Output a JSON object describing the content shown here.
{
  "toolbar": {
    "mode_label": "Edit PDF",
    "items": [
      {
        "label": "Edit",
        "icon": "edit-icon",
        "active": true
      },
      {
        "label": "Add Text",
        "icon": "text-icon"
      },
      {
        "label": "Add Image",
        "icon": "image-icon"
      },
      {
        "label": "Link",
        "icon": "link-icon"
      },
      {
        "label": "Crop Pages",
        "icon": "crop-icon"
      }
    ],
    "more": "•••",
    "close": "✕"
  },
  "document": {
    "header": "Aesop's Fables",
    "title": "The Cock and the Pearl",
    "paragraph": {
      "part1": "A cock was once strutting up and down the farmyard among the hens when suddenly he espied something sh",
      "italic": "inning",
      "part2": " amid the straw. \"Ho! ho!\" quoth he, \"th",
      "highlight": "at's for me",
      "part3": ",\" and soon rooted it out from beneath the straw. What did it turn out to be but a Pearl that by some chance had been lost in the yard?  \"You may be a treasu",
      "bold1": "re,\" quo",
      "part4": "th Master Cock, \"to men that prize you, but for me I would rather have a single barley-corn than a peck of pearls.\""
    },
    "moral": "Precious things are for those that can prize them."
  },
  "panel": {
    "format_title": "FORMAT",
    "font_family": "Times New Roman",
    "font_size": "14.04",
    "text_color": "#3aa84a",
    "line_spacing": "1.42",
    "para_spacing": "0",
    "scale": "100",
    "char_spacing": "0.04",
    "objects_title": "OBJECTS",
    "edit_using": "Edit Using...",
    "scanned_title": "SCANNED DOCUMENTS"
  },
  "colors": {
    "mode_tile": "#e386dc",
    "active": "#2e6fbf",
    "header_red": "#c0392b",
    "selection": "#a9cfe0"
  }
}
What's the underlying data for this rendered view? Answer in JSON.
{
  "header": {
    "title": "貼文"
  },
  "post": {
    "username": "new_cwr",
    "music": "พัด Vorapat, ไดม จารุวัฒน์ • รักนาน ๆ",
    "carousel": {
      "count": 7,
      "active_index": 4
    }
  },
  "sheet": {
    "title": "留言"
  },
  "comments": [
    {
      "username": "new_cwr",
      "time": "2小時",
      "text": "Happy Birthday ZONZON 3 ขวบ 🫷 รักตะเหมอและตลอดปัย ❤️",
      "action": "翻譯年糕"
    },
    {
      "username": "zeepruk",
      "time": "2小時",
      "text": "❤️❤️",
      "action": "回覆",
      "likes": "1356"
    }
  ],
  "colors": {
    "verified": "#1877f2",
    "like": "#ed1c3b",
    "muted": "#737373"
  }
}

----------

Give the complete listing a second time, exactly as it reads.

Output a JSON object describing the content shown here.
{
  "toolbar": {
    "mode_label": "Edit PDF",
    "items": [
      {
        "label": "Edit",
        "icon": "edit-icon",
        "active": true
      },
      {
        "label": "Add Text",
        "icon": "text-icon"
      },
      {
        "label": "Add Image",
        "icon": "image-icon"
      },
      {
        "label": "Link",
        "icon": "link-icon"
      },
      {
        "label": "Crop Pages",
        "icon": "crop-icon"
      }
    ],
    "more": "•••",
    "close": "✕"
  },
  "document": {
    "header": "Aesop's Fables",
    "title": "The Cock and the Pearl",
    "paragraph": {
      "part1": "A cock was once strutting up and down the farmyard among the hens when suddenly he espied something sh",
      "italic": "inning",
      "part2": " amid the straw. \"Ho! ho!\" quoth he, \"th",
      "highlight": "at's for me",
      "part3": ",\" and soon rooted it out from beneath the straw. What did it turn out to be but a Pearl that by some chance had been lost in the yard?  \"You may be a treasu",
      "bold1": "re,\" quo",
      "part4": "th Master Cock, \"to men that prize you, but for me I would rather have a single barley-corn than a peck of pearls.\""
    },
    "moral": "Precious things are for those that can prize them."
  },
  "panel": {
    "format_title": "FORMAT",
    "font_family": "Times New Roman",
    "font_size": "14.04",
    "text_color": "#3aa84a",
    "line_spacing": "1.42",
    "para_spacing": "0",
    "scale": "100",
    "char_spacing": "0.04",
    "objects_title": "OBJECTS",
    "edit_using": "Edit Using...",
    "scanned_title": "SCANNED DOCUMENTS"
  },
  "colors": {
    "mode_tile": "#e386dc",
    "active": "#2e6fbf",
    "header_red": "#c0392b",
    "selection": "#a9cfe0"
  }
}
What's the underlying data for this rendered view? Answer in JSON.
{
  "header": {
    "title": "貼文"
  },
  "post": {
    "username": "new_cwr",
    "music": "พัด Vorapat, ไดม จารุวัฒน์ • รักนาน ๆ",
    "carousel": {
      "count": 7,
      "active_index": 4
    }
  },
  "sheet": {
    "title": "留言"
  },
  "comments": [
    {
      "username": "new_cwr",
      "time": "2小時",
      "text": "Happy Birthday ZONZON 3 ขวบ 🫷 รักตะเหมอและตลอดปัย ❤️",
      "action": "翻譯年糕"
    },
    {
      "username": "zeepruk",
      "time": "2小時",
      "text": "❤️❤️",
      "action": "回覆",
      "likes": "1356"
    }
  ],
  "colors": {
    "verified": "#1877f2",
    "like": "#ed1c3b",
    "muted": "#737373"
  }
}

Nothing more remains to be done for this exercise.